- _Exercise inputs_:

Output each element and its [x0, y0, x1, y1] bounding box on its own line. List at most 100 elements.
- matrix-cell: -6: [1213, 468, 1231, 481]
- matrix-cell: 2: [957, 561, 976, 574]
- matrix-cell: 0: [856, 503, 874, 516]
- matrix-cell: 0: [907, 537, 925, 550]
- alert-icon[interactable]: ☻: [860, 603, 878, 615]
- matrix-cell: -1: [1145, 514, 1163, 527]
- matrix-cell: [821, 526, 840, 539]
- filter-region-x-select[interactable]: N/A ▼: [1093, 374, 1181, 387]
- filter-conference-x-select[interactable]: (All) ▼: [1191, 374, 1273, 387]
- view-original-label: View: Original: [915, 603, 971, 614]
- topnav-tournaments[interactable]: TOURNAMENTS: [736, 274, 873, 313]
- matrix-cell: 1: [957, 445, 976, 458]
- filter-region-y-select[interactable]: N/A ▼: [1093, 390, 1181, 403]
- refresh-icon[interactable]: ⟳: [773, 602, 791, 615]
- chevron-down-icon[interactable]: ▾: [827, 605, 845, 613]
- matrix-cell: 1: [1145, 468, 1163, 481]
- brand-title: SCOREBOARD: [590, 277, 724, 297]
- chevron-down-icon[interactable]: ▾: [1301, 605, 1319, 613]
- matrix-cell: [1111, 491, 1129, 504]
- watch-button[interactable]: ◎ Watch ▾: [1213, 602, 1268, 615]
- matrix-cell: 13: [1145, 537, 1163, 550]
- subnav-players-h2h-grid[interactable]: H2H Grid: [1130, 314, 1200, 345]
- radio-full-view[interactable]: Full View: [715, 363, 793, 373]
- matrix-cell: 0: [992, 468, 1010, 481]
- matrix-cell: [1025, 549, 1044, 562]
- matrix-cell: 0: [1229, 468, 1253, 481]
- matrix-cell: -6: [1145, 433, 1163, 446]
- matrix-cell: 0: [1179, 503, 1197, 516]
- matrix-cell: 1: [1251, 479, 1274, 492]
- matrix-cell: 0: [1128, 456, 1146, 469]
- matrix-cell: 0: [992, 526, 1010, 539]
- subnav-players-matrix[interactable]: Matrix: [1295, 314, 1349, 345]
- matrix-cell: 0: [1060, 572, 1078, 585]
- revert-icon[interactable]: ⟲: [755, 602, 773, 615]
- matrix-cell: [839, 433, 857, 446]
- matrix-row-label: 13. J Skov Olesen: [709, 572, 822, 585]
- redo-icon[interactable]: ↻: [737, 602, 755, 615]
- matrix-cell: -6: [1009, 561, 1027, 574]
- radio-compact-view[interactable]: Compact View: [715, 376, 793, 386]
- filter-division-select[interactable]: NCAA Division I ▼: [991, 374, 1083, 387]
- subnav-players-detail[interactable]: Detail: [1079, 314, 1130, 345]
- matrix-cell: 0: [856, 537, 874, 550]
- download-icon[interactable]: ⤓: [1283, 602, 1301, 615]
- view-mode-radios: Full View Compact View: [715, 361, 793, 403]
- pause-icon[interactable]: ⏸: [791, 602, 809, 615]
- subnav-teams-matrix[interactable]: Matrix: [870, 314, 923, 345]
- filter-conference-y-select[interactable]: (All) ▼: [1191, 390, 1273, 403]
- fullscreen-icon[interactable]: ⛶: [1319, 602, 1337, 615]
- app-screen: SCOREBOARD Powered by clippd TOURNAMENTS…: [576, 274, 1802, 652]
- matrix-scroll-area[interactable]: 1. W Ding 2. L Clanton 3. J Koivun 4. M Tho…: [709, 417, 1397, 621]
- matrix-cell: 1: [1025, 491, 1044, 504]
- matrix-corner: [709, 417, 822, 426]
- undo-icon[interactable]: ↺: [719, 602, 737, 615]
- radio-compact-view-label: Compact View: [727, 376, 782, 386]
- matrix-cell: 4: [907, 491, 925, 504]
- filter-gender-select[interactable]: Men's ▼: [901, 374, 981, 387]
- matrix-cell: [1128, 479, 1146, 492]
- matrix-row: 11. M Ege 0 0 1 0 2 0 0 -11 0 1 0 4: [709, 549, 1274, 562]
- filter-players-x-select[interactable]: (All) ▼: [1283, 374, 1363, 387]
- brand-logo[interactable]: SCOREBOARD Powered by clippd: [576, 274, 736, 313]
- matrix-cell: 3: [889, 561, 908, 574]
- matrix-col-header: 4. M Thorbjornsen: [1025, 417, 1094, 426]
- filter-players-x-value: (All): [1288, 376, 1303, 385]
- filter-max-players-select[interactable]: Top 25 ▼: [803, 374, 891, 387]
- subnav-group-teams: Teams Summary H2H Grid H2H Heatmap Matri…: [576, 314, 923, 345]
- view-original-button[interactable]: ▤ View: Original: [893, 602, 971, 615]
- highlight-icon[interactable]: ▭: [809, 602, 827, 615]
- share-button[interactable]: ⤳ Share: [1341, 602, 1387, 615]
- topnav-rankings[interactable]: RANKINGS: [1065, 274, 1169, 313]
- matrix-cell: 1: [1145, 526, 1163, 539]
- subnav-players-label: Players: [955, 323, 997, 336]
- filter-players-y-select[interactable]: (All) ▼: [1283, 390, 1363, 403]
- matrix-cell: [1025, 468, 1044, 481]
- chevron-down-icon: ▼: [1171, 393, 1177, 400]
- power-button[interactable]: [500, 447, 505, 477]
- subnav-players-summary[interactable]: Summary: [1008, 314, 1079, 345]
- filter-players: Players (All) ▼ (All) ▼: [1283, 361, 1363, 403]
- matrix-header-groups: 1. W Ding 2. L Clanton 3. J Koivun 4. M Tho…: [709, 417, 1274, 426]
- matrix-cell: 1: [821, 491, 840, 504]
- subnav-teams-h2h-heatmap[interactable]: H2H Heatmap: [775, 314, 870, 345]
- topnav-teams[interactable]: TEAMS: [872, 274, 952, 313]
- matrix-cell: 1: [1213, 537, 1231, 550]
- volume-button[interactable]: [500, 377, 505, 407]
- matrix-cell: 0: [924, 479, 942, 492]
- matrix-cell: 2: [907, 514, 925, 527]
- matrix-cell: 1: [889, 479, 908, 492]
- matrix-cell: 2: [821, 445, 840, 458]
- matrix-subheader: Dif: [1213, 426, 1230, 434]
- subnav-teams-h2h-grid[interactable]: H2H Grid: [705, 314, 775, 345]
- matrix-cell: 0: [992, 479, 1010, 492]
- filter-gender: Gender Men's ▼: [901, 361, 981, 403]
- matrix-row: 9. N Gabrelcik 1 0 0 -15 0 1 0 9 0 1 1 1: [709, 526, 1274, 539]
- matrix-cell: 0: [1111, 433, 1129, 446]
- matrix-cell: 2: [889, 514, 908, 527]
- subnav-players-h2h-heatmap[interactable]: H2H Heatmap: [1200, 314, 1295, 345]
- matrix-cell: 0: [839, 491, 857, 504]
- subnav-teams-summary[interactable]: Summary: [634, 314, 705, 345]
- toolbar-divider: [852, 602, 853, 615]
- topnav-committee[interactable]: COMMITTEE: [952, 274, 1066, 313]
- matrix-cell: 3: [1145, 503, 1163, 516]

- _Aim of the exercise_: Print every line in the records above word for word, in their original order.

- _Written solution_:
Output each element and its [x0, y0, x1, y1] bounding box on its own line. List at most 100 elements.
- matrix-cell: -6: [1213, 468, 1231, 481]
- matrix-cell: 2: [957, 561, 976, 574]
- matrix-cell: 0: [856, 503, 874, 516]
- matrix-cell: 0: [907, 537, 925, 550]
- alert-icon[interactable]: ☻: [860, 603, 878, 615]
- matrix-cell: -1: [1145, 514, 1163, 527]
- matrix-cell: [821, 526, 840, 539]
- filter-region-x-select[interactable]: N/A ▼: [1093, 374, 1181, 387]
- filter-conference-x-select[interactable]: (All) ▼: [1191, 374, 1273, 387]
- view-original-label: View: Original: [915, 603, 971, 614]
- topnav-tournaments[interactable]: TOURNAMENTS: [736, 274, 873, 313]
- matrix-cell: 1: [957, 445, 976, 458]
- filter-region-y-select[interactable]: N/A ▼: [1093, 390, 1181, 403]
- refresh-icon[interactable]: ⟳: [773, 602, 791, 615]
- chevron-down-icon[interactable]: ▾: [827, 605, 845, 613]
- matrix-cell: 1: [1145, 468, 1163, 481]
- brand-title: SCOREBOARD: [590, 277, 724, 297]
- chevron-down-icon[interactable]: ▾: [1301, 605, 1319, 613]
- matrix-cell: [1111, 491, 1129, 504]
- watch-button[interactable]: ◎ Watch ▾: [1213, 602, 1268, 615]
- matrix-cell: 13: [1145, 537, 1163, 550]
- subnav-players-h2h-grid[interactable]: H2H Grid: [1130, 314, 1200, 345]
- radio-full-view[interactable]: Full View: [715, 363, 793, 373]
- matrix-cell: 0: [992, 468, 1010, 481]
- matrix-cell: [1025, 549, 1044, 562]
- matrix-cell: 0: [1229, 468, 1253, 481]
- matrix-cell: -6: [1145, 433, 1163, 446]
- matrix-cell: 0: [1179, 503, 1197, 516]
- matrix-cell: 1: [1251, 479, 1274, 492]
- matrix-cell: 0: [1128, 456, 1146, 469]
- matrix-cell: 0: [992, 526, 1010, 539]
- subnav-players-matrix[interactable]: Matrix: [1295, 314, 1349, 345]
- matrix-cell: 0: [1060, 572, 1078, 585]
- revert-icon[interactable]: ⟲: [755, 602, 773, 615]
- matrix-cell: [839, 433, 857, 446]
- matrix-row-label: 13. J Skov Olesen: [709, 572, 822, 585]
- redo-icon[interactable]: ↻: [737, 602, 755, 615]
- matrix-cell: -6: [1009, 561, 1027, 574]
- radio-compact-view[interactable]: Compact View: [715, 376, 793, 386]
- filter-division-select[interactable]: NCAA Division I ▼: [991, 374, 1083, 387]
- subnav-players-detail[interactable]: Detail: [1079, 314, 1130, 345]
- matrix-cell: 0: [856, 537, 874, 550]
- download-icon[interactable]: ⤓: [1283, 602, 1301, 615]
- view-mode-radios: Full View Compact View: [715, 361, 793, 403]
- pause-icon[interactable]: ⏸: [791, 602, 809, 615]
- subnav-teams-matrix[interactable]: Matrix: [870, 314, 923, 345]
- filter-conference-y-select[interactable]: (All) ▼: [1191, 390, 1273, 403]
- fullscreen-icon[interactable]: ⛶: [1319, 602, 1337, 615]
- app-screen: SCOREBOARD Powered by clippd TOURNAMENTS…: [576, 274, 1802, 652]
- matrix-scroll-area[interactable]: 1. W Ding 2. L Clanton 3. J Koivun 4. M Tho…: [709, 417, 1397, 621]
- matrix-cell: 1: [1025, 491, 1044, 504]
- matrix-corner: [709, 417, 822, 426]
- undo-icon[interactable]: ↺: [719, 602, 737, 615]
- radio-compact-view-label: Compact View: [727, 376, 782, 386]
- matrix-cell: 4: [907, 491, 925, 504]
- filter-gender-select[interactable]: Men's ▼: [901, 374, 981, 387]
- matrix-cell: [1128, 479, 1146, 492]
- matrix-row: 11. M Ege 0 0 1 0 2 0 0 -11 0 1 0 4: [709, 549, 1274, 562]
- filter-players-x-select[interactable]: (All) ▼: [1283, 374, 1363, 387]
- brand-logo[interactable]: SCOREBOARD Powered by clippd: [576, 274, 736, 313]
- matrix-cell: 3: [889, 561, 908, 574]
- matrix-col-header: 4. M Thorbjornsen: [1025, 417, 1094, 426]
- filter-players-x-value: (All): [1288, 376, 1303, 385]
- filter-max-players-select[interactable]: Top 25 ▼: [803, 374, 891, 387]
- subnav-group-teams: Teams Summary H2H Grid H2H Heatmap Matri…: [576, 314, 923, 345]
- view-original-button[interactable]: ▤ View: Original: [893, 602, 971, 615]
- highlight-icon[interactable]: ▭: [809, 602, 827, 615]
- share-button[interactable]: ⤳ Share: [1341, 602, 1387, 615]
- topnav-rankings[interactable]: RANKINGS: [1065, 274, 1169, 313]
- matrix-cell: 1: [1145, 526, 1163, 539]
- subnav-players-label: Players: [955, 323, 997, 336]
- filter-players-y-select[interactable]: (All) ▼: [1283, 390, 1363, 403]
- matrix-cell: [1025, 468, 1044, 481]
- chevron-down-icon: ▼: [1171, 393, 1177, 400]
- power-button[interactable]: [500, 447, 505, 477]
- subnav-players-summary[interactable]: Summary: [1008, 314, 1079, 345]
- filter-players: Players (All) ▼ (All) ▼: [1283, 361, 1363, 403]
- matrix-header-groups: 1. W Ding 2. L Clanton 3. J Koivun 4. M Tho…: [709, 417, 1274, 426]
- matrix-cell: 1: [821, 491, 840, 504]
- subnav-teams-h2h-heatmap[interactable]: H2H Heatmap: [775, 314, 870, 345]
- topnav-teams[interactable]: TEAMS: [872, 274, 952, 313]
- matrix-cell: 1: [1213, 537, 1231, 550]
- volume-button[interactable]: [500, 377, 505, 407]
- matrix-cell: 0: [924, 479, 942, 492]
- matrix-cell: 2: [907, 514, 925, 527]
- matrix-cell: 1: [889, 479, 908, 492]
- matrix-cell: 2: [821, 445, 840, 458]
- matrix-subheader: Dif: [1213, 426, 1230, 434]
- subnav-teams-h2h-grid[interactable]: H2H Grid: [705, 314, 775, 345]
- matrix-cell: 0: [992, 479, 1010, 492]
- filter-gender: Gender Men's ▼: [901, 361, 981, 403]
- matrix-row: 9. N Gabrelcik 1 0 0 -15 0 1 0 9 0 1 1 1: [709, 526, 1274, 539]
- matrix-cell: 0: [1111, 433, 1129, 446]
- matrix-cell: 2: [889, 514, 908, 527]
- subnav-players-h2h-heatmap[interactable]: H2H Heatmap: [1200, 314, 1295, 345]
- matrix-cell: 0: [839, 491, 857, 504]
- subnav-teams-summary[interactable]: Summary: [634, 314, 705, 345]
- toolbar-divider: [852, 602, 853, 615]
- topnav-committee[interactable]: COMMITTEE: [952, 274, 1066, 313]
- matrix-cell: 3: [1145, 503, 1163, 516]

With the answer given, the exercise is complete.